# [Stated task]
Transcribe the data that follows precisely, omitting nothing.

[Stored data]

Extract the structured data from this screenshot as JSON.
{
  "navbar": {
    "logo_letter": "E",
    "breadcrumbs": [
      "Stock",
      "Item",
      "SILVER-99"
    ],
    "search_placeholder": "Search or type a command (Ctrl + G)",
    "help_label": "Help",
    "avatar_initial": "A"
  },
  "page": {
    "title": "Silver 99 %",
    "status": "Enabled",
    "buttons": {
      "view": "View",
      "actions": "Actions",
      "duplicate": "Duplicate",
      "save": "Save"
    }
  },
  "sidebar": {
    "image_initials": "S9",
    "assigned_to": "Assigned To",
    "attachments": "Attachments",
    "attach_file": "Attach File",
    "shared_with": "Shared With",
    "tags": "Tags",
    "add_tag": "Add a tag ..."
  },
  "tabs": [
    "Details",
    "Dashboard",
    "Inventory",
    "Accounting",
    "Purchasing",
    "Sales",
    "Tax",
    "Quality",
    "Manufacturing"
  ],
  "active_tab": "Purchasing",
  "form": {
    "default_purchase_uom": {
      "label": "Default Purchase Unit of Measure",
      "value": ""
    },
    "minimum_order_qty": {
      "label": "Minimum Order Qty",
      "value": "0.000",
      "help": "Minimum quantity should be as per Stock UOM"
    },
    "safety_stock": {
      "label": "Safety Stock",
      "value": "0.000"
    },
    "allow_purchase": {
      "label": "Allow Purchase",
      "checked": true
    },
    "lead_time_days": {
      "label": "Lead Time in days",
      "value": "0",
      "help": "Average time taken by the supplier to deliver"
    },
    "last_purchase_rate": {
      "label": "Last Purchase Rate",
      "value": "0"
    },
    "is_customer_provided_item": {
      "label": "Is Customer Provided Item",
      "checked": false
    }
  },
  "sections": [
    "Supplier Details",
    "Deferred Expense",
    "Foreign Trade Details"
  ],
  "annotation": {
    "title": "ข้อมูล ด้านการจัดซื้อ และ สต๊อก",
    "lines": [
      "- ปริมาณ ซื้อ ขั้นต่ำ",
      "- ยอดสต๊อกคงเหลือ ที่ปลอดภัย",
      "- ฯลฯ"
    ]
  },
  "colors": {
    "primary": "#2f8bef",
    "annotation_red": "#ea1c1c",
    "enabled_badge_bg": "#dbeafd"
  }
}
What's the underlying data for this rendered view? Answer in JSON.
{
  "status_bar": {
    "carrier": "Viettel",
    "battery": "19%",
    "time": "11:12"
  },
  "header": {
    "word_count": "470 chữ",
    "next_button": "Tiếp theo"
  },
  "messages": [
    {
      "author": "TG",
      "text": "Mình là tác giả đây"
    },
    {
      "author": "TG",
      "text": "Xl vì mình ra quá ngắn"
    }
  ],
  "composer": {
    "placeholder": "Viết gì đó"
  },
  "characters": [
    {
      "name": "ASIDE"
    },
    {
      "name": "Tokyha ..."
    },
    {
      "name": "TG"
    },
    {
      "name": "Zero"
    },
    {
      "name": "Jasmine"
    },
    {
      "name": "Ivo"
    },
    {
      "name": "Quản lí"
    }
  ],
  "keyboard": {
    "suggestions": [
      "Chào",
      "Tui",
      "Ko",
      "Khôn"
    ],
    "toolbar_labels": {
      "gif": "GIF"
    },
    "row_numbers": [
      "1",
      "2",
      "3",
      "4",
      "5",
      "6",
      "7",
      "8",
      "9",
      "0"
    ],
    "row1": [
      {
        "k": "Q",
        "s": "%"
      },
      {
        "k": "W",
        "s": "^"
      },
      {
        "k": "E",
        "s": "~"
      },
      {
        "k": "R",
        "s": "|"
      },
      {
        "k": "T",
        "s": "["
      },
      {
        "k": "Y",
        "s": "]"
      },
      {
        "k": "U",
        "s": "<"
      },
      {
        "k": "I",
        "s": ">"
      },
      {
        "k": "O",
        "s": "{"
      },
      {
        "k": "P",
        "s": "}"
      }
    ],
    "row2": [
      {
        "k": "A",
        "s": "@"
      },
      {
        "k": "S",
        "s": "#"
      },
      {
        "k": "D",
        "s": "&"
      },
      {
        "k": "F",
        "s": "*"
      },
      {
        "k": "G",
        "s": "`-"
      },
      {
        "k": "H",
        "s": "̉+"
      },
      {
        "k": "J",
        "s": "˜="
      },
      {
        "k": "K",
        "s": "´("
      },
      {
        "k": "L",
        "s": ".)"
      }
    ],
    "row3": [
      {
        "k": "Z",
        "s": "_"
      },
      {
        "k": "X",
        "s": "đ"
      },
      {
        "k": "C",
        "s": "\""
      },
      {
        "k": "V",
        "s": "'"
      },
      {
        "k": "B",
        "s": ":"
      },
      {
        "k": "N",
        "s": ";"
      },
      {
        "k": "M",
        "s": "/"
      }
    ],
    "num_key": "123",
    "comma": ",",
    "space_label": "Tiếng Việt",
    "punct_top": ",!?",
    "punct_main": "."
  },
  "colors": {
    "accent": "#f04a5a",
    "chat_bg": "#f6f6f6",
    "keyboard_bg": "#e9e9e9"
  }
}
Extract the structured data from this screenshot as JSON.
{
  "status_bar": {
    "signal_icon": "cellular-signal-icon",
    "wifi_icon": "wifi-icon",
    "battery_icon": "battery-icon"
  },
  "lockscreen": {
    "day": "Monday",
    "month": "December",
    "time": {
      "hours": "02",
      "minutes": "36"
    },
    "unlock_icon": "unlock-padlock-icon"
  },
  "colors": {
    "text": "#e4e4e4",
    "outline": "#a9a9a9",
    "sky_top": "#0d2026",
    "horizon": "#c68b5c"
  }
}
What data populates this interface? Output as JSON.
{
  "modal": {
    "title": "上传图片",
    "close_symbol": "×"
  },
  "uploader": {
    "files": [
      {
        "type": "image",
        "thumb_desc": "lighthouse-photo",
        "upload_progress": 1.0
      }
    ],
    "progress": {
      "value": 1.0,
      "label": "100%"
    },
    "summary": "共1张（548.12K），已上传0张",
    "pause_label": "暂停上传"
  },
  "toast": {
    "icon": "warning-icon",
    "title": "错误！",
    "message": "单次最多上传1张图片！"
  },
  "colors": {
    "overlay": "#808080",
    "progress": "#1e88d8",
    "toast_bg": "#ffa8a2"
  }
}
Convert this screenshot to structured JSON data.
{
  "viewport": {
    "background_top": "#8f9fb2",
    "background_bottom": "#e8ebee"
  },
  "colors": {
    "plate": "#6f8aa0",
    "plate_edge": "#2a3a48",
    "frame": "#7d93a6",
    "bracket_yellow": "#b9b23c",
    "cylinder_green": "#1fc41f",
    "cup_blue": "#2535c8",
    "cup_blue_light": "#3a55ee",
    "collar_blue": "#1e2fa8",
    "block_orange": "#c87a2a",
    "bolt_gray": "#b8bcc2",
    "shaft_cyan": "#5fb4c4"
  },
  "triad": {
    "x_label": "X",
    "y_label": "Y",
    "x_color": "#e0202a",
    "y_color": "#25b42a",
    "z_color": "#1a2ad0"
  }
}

# [Answer to this task]
Extract the structured data from this screenshot as JSON.
{
  "navbar": {
    "logo_letter": "E",
    "breadcrumbs": [
      "Stock",
      "Item",
      "SILVER-99"
    ],
    "search_placeholder": "Search or type a command (Ctrl + G)",
    "help_label": "Help",
    "avatar_initial": "A"
  },
  "page": {
    "title": "Silver 99 %",
    "status": "Enabled",
    "buttons": {
      "view": "View",
      "actions": "Actions",
      "duplicate": "Duplicate",
      "save": "Save"
    }
  },
  "sidebar": {
    "image_initials": "S9",
    "assigned_to": "Assigned To",
    "attachments": "Attachments",
    "attach_file": "Attach File",
    "shared_with": "Shared With",
    "tags": "Tags",
    "add_tag": "Add a tag ..."
  },
  "tabs": [
    "Details",
    "Dashboard",
    "Inventory",
    "Accounting",
    "Purchasing",
    "Sales",
    "Tax",
    "Quality",
    "Manufacturing"
  ],
  "active_tab": "Purchasing",
  "form": {
    "default_purchase_uom": {
      "label": "Default Purchase Unit of Measure",
      "value": ""
    },
    "minimum_order_qty": {
      "label": "Minimum Order Qty",
      "value": "0.000",
      "help": "Minimum quantity should be as per Stock UOM"
    },
    "safety_stock": {
      "label": "Safety Stock",
      "value": "0.000"
    },
    "allow_purchase": {
      "label": "Allow Purchase",
      "checked": true
    },
    "lead_time_days": {
      "label": "Lead Time in days",
      "value": "0",
      "help": "Average time taken by the supplier to deliver"
    },
    "last_purchase_rate": {
      "label": "Last Purchase Rate",
      "value": "0"
    },
    "is_customer_provided_item": {
      "label": "Is Customer Provided Item",
      "checked": false
    }
  },
  "sections": [
    "Supplier Details",
    "Deferred Expense",
    "Foreign Trade Details"
  ],
  "annotation": {
    "title": "ข้อมูล ด้านการจัดซื้อ และ สต๊อก",
    "lines": [
      "- ปริมาณ ซื้อ ขั้นต่ำ",
      "- ยอดสต๊อกคงเหลือ ที่ปลอดภัย",
      "- ฯลฯ"
    ]
  },
  "colors": {
    "primary": "#2f8bef",
    "annotation_red": "#ea1c1c",
    "enabled_badge_bg": "#dbeafd"
  }
}
What's the underlying data for this rendered view? Answer in JSON.
{
  "status_bar": {
    "carrier": "Viettel",
    "battery": "19%",
    "time": "11:12"
  },
  "header": {
    "word_count": "470 chữ",
    "next_button": "Tiếp theo"
  },
  "messages": [
    {
      "author": "TG",
      "text": "Mình là tác giả đây"
    },
    {
      "author": "TG",
      "text": "Xl vì mình ra quá ngắn"
    }
  ],
  "composer": {
    "placeholder": "Viết gì đó"
  },
  "characters": [
    {
      "name": "ASIDE"
    },
    {
      "name": "Tokyha ..."
    },
    {
      "name": "TG"
    },
    {
      "name": "Zero"
    },
    {
      "name": "Jasmine"
    },
    {
      "name": "Ivo"
    },
    {
      "name": "Quản lí"
    }
  ],
  "keyboard": {
    "suggestions": [
      "Chào",
      "Tui",
      "Ko",
      "Khôn"
    ],
    "toolbar_labels": {
      "gif": "GIF"
    },
    "row_numbers": [
      "1",
      "2",
      "3",
      "4",
      "5",
      "6",
      "7",
      "8",
      "9",
      "0"
    ],
    "row1": [
      {
        "k": "Q",
        "s": "%"
      },
      {
        "k": "W",
        "s": "^"
      },
      {
        "k": "E",
        "s": "~"
      },
      {
        "k": "R",
        "s": "|"
      },
      {
        "k": "T",
        "s": "["
      },
      {
        "k": "Y",
        "s": "]"
      },
      {
        "k": "U",
        "s": "<"
      },
      {
        "k": "I",
        "s": ">"
      },
      {
        "k": "O",
        "s": "{"
      },
      {
        "k": "P",
        "s": "}"
      }
    ],
    "row2": [
      {
        "k": "A",
        "s": "@"
      },
      {
        "k": "S",
        "s": "#"
      },
      {
        "k": "D",
        "s": "&"
      },
      {
        "k": "F",
        "s": "*"
      },
      {
        "k": "G",
        "s": "`-"
      },
      {
        "k": "H",
        "s": "̉+"
      },
      {
        "k": "J",
        "s": "˜="
      },
      {
        "k": "K",
        "s": "´("
      },
      {
        "k": "L",
        "s": ".)"
      }
    ],
    "row3": [
      {
        "k": "Z",
        "s": "_"
      },
      {
        "k": "X",
        "s": "đ"
      },
      {
        "k": "C",
        "s": "\""
      },
      {
        "k": "V",
        "s": "'"
      },
      {
        "k": "B",
        "s": ":"
      },
      {
        "k": "N",
        "s": ";"
      },
      {
        "k": "M",
        "s": "/"
      }
    ],
    "num_key": "123",
    "comma": ",",
    "space_label": "Tiếng Việt",
    "punct_top": ",!?",
    "punct_main": "."
  },
  "colors": {
    "accent": "#f04a5a",
    "chat_bg": "#f6f6f6",
    "keyboard_bg": "#e9e9e9"
  }
}
Extract the structured data from this screenshot as JSON.
{
  "status_bar": {
    "signal_icon": "cellular-signal-icon",
    "wifi_icon": "wifi-icon",
    "battery_icon": "battery-icon"
  },
  "lockscreen": {
    "day": "Monday",
    "month": "December",
    "time": {
      "hours": "02",
      "minutes": "36"
    },
    "unlock_icon": "unlock-padlock-icon"
  },
  "colors": {
    "text": "#e4e4e4",
    "outline": "#a9a9a9",
    "sky_top": "#0d2026",
    "horizon": "#c68b5c"
  }
}
What data populates this interface? Output as JSON.
{
  "modal": {
    "title": "上传图片",
    "close_symbol": "×"
  },
  "uploader": {
    "files": [
      {
        "type": "image",
        "thumb_desc": "lighthouse-photo",
        "upload_progress": 1.0
      }
    ],
    "progress": {
      "value": 1.0,
      "label": "100%"
    },
    "summary": "共1张（548.12K），已上传0张",
    "pause_label": "暂停上传"
  },
  "toast": {
    "icon": "warning-icon",
    "title": "错误！",
    "message": "单次最多上传1张图片！"
  },
  "colors": {
    "overlay": "#808080",
    "progress": "#1e88d8",
    "toast_bg": "#ffa8a2"
  }
}
Convert this screenshot to structured JSON data.
{
  "viewport": {
    "background_top": "#8f9fb2",
    "background_bottom": "#e8ebee"
  },
  "colors": {
    "plate": "#6f8aa0",
    "plate_edge": "#2a3a48",
    "frame": "#7d93a6",
    "bracket_yellow": "#b9b23c",
    "cylinder_green": "#1fc41f",
    "cup_blue": "#2535c8",
    "cup_blue_light": "#3a55ee",
    "collar_blue": "#1e2fa8",
    "block_orange": "#c87a2a",
    "bolt_gray": "#b8bcc2",
    "shaft_cyan": "#5fb4c4"
  },
  "triad": {
    "x_label": "X",
    "y_label": "Y",
    "x_color": "#e0202a",
    "y_color": "#25b42a",
    "z_color": "#1a2ad0"
  }
}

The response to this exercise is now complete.